— start Working data —

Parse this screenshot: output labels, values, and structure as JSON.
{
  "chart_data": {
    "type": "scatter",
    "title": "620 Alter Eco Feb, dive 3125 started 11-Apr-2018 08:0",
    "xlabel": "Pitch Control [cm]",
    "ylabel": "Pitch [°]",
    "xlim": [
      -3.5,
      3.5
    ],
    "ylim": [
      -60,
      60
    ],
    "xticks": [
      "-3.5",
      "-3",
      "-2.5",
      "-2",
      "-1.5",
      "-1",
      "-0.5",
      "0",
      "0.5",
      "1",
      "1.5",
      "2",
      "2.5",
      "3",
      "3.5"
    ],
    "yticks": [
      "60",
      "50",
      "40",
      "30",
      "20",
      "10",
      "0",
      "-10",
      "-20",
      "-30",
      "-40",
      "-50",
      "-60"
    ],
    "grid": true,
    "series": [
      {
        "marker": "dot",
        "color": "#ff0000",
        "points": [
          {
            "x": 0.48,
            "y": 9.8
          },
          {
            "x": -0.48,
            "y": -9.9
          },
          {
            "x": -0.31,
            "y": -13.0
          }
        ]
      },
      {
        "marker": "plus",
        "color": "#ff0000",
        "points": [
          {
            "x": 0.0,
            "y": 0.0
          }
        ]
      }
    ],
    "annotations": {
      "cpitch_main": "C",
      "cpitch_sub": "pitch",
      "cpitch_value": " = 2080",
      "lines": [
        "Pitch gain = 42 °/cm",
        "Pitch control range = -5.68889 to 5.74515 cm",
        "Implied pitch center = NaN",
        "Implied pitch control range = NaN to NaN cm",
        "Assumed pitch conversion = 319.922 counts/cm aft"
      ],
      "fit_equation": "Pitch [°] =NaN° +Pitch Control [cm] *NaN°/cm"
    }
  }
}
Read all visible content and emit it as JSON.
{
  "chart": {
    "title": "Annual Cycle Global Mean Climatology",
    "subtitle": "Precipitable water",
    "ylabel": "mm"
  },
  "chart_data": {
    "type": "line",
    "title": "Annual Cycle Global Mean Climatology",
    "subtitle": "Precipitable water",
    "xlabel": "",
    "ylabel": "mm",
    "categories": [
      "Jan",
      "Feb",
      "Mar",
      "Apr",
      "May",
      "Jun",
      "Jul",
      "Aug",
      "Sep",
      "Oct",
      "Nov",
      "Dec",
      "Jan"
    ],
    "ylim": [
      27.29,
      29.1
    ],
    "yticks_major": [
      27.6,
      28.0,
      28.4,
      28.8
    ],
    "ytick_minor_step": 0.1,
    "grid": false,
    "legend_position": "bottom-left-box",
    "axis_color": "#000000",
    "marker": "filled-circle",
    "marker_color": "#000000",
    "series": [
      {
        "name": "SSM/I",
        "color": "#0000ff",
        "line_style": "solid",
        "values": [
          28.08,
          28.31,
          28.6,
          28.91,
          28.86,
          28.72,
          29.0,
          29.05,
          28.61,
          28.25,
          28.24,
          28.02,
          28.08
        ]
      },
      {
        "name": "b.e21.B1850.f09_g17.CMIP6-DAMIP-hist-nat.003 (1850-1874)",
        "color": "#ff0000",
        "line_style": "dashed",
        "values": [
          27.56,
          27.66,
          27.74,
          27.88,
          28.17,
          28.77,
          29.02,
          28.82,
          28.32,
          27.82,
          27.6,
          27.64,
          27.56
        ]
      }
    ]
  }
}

— end Working data —

> [Written problem]
Go through the records above and retype each one exactly.

> [Result of the task]
Parse this screenshot: output labels, values, and structure as JSON.
{
  "chart_data": {
    "type": "scatter",
    "title": "620 Alter Eco Feb, dive 3125 started 11-Apr-2018 08:0",
    "xlabel": "Pitch Control [cm]",
    "ylabel": "Pitch [°]",
    "xlim": [
      -3.5,
      3.5
    ],
    "ylim": [
      -60,
      60
    ],
    "xticks": [
      "-3.5",
      "-3",
      "-2.5",
      "-2",
      "-1.5",
      "-1",
      "-0.5",
      "0",
      "0.5",
      "1",
      "1.5",
      "2",
      "2.5",
      "3",
      "3.5"
    ],
    "yticks": [
      "60",
      "50",
      "40",
      "30",
      "20",
      "10",
      "0",
      "-10",
      "-20",
      "-30",
      "-40",
      "-50",
      "-60"
    ],
    "grid": true,
    "series": [
      {
        "marker": "dot",
        "color": "#ff0000",
        "points": [
          {
            "x": 0.48,
            "y": 9.8
          },
          {
            "x": -0.48,
            "y": -9.9
          },
          {
            "x": -0.31,
            "y": -13.0
          }
        ]
      },
      {
        "marker": "plus",
        "color": "#ff0000",
        "points": [
          {
            "x": 0.0,
            "y": 0.0
          }
        ]
      }
    ],
    "annotations": {
      "cpitch_main": "C",
      "cpitch_sub": "pitch",
      "cpitch_value": " = 2080",
      "lines": [
        "Pitch gain = 42 °/cm",
        "Pitch control range = -5.68889 to 5.74515 cm",
        "Implied pitch center = NaN",
        "Implied pitch control range = NaN to NaN cm",
        "Assumed pitch conversion = 319.922 counts/cm aft"
      ],
      "fit_equation": "Pitch [°] =NaN° +Pitch Control [cm] *NaN°/cm"
    }
  }
}
Read all visible content and emit it as JSON.
{
  "chart": {
    "title": "Annual Cycle Global Mean Climatology",
    "subtitle": "Precipitable water",
    "ylabel": "mm"
  },
  "chart_data": {
    "type": "line",
    "title": "Annual Cycle Global Mean Climatology",
    "subtitle": "Precipitable water",
    "xlabel": "",
    "ylabel": "mm",
    "categories": [
      "Jan",
      "Feb",
      "Mar",
      "Apr",
      "May",
      "Jun",
      "Jul",
      "Aug",
      "Sep",
      "Oct",
      "Nov",
      "Dec",
      "Jan"
    ],
    "ylim": [
      27.29,
      29.1
    ],
    "yticks_major": [
      27.6,
      28.0,
      28.4,
      28.8
    ],
    "ytick_minor_step": 0.1,
    "grid": false,
    "legend_position": "bottom-left-box",
    "axis_color": "#000000",
    "marker": "filled-circle",
    "marker_color": "#000000",
    "series": [
      {
        "name": "SSM/I",
        "color": "#0000ff",
        "line_style": "solid",
        "values": [
          28.08,
          28.31,
          28.6,
          28.91,
          28.86,
          28.72,
          29.0,
          29.05,
          28.61,
          28.25,
          28.24,
          28.02,
          28.08
        ]
      },
      {
        "name": "b.e21.B1850.f09_g17.CMIP6-DAMIP-hist-nat.003 (1850-1874)",
        "color": "#ff0000",
        "line_style": "dashed",
        "values": [
          27.56,
          27.66,
          27.74,
          27.88,
          28.17,
          28.77,
          29.02,
          28.82,
          28.32,
          27.82,
          27.6,
          27.64,
          27.56
        ]
      }
    ]
  }
}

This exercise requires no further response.